→ Given data
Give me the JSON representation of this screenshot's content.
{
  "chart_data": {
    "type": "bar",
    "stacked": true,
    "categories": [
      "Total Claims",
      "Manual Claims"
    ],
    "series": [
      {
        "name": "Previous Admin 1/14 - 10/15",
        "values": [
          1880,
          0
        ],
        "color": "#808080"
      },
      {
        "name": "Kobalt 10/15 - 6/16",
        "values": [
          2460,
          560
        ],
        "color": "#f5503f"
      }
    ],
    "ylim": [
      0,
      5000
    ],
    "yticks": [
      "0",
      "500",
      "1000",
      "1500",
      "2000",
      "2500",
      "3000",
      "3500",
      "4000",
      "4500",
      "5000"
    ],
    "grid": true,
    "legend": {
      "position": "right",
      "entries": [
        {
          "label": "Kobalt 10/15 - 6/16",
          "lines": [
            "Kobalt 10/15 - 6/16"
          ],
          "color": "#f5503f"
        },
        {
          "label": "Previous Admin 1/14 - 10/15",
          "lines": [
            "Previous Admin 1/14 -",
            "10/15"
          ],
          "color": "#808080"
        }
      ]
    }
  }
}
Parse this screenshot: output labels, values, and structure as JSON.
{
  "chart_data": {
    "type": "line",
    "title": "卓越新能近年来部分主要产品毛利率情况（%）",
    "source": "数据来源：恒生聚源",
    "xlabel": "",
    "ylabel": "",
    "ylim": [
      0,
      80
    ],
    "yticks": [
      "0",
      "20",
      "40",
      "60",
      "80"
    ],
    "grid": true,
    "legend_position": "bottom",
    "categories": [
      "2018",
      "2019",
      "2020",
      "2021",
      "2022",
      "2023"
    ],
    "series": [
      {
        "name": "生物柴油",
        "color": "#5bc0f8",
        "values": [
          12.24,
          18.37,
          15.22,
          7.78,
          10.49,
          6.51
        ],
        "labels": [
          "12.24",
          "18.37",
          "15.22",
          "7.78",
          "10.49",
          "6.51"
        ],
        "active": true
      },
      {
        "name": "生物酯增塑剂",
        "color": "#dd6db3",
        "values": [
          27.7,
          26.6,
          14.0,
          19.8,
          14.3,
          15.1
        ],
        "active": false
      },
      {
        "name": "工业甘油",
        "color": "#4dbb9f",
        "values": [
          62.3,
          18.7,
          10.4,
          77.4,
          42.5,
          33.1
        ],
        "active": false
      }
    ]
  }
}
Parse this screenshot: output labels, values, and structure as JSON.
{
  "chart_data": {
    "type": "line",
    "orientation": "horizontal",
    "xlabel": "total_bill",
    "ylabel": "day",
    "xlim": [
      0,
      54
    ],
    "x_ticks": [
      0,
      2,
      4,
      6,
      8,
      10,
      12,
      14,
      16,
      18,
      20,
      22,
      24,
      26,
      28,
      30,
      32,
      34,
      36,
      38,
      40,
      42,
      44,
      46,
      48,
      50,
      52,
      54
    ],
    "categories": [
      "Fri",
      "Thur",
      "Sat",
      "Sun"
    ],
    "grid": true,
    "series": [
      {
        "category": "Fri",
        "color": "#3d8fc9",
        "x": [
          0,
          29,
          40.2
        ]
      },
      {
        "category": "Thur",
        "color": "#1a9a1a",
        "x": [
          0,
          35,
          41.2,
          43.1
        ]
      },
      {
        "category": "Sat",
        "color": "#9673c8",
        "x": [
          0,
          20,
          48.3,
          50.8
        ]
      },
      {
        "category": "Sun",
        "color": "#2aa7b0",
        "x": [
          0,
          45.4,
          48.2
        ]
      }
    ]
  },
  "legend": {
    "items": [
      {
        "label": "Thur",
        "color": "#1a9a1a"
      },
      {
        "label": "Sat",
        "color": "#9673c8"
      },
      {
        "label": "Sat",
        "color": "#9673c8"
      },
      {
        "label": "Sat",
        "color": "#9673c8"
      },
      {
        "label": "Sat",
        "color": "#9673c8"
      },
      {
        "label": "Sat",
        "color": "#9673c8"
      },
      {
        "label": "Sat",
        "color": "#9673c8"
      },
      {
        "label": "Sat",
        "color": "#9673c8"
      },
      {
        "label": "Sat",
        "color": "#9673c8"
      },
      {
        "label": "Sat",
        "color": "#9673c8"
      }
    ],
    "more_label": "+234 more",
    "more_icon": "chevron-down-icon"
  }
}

→ Given exercise
Repeat the data precisely, reproducing every entry.

→ Answer to this problem
Give me the JSON representation of this screenshot's content.
{
  "chart_data": {
    "type": "bar",
    "stacked": true,
    "categories": [
      "Total Claims",
      "Manual Claims"
    ],
    "series": [
      {
        "name": "Previous Admin 1/14 - 10/15",
        "values": [
          1880,
          0
        ],
        "color": "#808080"
      },
      {
        "name": "Kobalt 10/15 - 6/16",
        "values": [
          2460,
          560
        ],
        "color": "#f5503f"
      }
    ],
    "ylim": [
      0,
      5000
    ],
    "yticks": [
      "0",
      "500",
      "1000",
      "1500",
      "2000",
      "2500",
      "3000",
      "3500",
      "4000",
      "4500",
      "5000"
    ],
    "grid": true,
    "legend": {
      "position": "right",
      "entries": [
        {
          "label": "Kobalt 10/15 - 6/16",
          "lines": [
            "Kobalt 10/15 - 6/16"
          ],
          "color": "#f5503f"
        },
        {
          "label": "Previous Admin 1/14 - 10/15",
          "lines": [
            "Previous Admin 1/14 -",
            "10/15"
          ],
          "color": "#808080"
        }
      ]
    }
  }
}
Parse this screenshot: output labels, values, and structure as JSON.
{
  "chart_data": {
    "type": "line",
    "title": "卓越新能近年来部分主要产品毛利率情况（%）",
    "source": "数据来源：恒生聚源",
    "xlabel": "",
    "ylabel": "",
    "ylim": [
      0,
      80
    ],
    "yticks": [
      "0",
      "20",
      "40",
      "60",
      "80"
    ],
    "grid": true,
    "legend_position": "bottom",
    "categories": [
      "2018",
      "2019",
      "2020",
      "2021",
      "2022",
      "2023"
    ],
    "series": [
      {
        "name": "生物柴油",
        "color": "#5bc0f8",
        "values": [
          12.24,
          18.37,
          15.22,
          7.78,
          10.49,
          6.51
        ],
        "labels": [
          "12.24",
          "18.37",
          "15.22",
          "7.78",
          "10.49",
          "6.51"
        ],
        "active": true
      },
      {
        "name": "生物酯增塑剂",
        "color": "#dd6db3",
        "values": [
          27.7,
          26.6,
          14.0,
          19.8,
          14.3,
          15.1
        ],
        "active": false
      },
      {
        "name": "工业甘油",
        "color": "#4dbb9f",
        "values": [
          62.3,
          18.7,
          10.4,
          77.4,
          42.5,
          33.1
        ],
        "active": false
      }
    ]
  }
}
Parse this screenshot: output labels, values, and structure as JSON.
{
  "chart_data": {
    "type": "line",
    "orientation": "horizontal",
    "xlabel": "total_bill",
    "ylabel": "day",
    "xlim": [
      0,
      54
    ],
    "x_ticks": [
      0,
      2,
      4,
      6,
      8,
      10,
      12,
      14,
      16,
      18,
      20,
      22,
      24,
      26,
      28,
      30,
      32,
      34,
      36,
      38,
      40,
      42,
      44,
      46,
      48,
      50,
      52,
      54
    ],
    "categories": [
      "Fri",
      "Thur",
      "Sat",
      "Sun"
    ],
    "grid": true,
    "series": [
      {
        "category": "Fri",
        "color": "#3d8fc9",
        "x": [
          0,
          29,
          40.2
        ]
      },
      {
        "category": "Thur",
        "color": "#1a9a1a",
        "x": [
          0,
          35,
          41.2,
          43.1
        ]
      },
      {
        "category": "Sat",
        "color": "#9673c8",
        "x": [
          0,
          20,
          48.3,
          50.8
        ]
      },
      {
        "category": "Sun",
        "color": "#2aa7b0",
        "x": [
          0,
          45.4,
          48.2
        ]
      }
    ]
  },
  "legend": {
    "items": [
      {
        "label": "Thur",
        "color": "#1a9a1a"
      },
      {
        "label": "Sat",
        "color": "#9673c8"
      },
      {
        "label": "Sat",
        "color": "#9673c8"
      },
      {
        "label": "Sat",
        "color": "#9673c8"
      },
      {
        "label": "Sat",
        "color": "#9673c8"
      },
      {
        "label": "Sat",
        "color": "#9673c8"
      },
      {
        "label": "Sat",
        "color": "#9673c8"
      },
      {
        "label": "Sat",
        "color": "#9673c8"
      },
      {
        "label": "Sat",
        "color": "#9673c8"
      },
      {
        "label": "Sat",
        "color": "#9673c8"
      }
    ],
    "more_label": "+234 more",
    "more_icon": "chevron-down-icon"
  }
}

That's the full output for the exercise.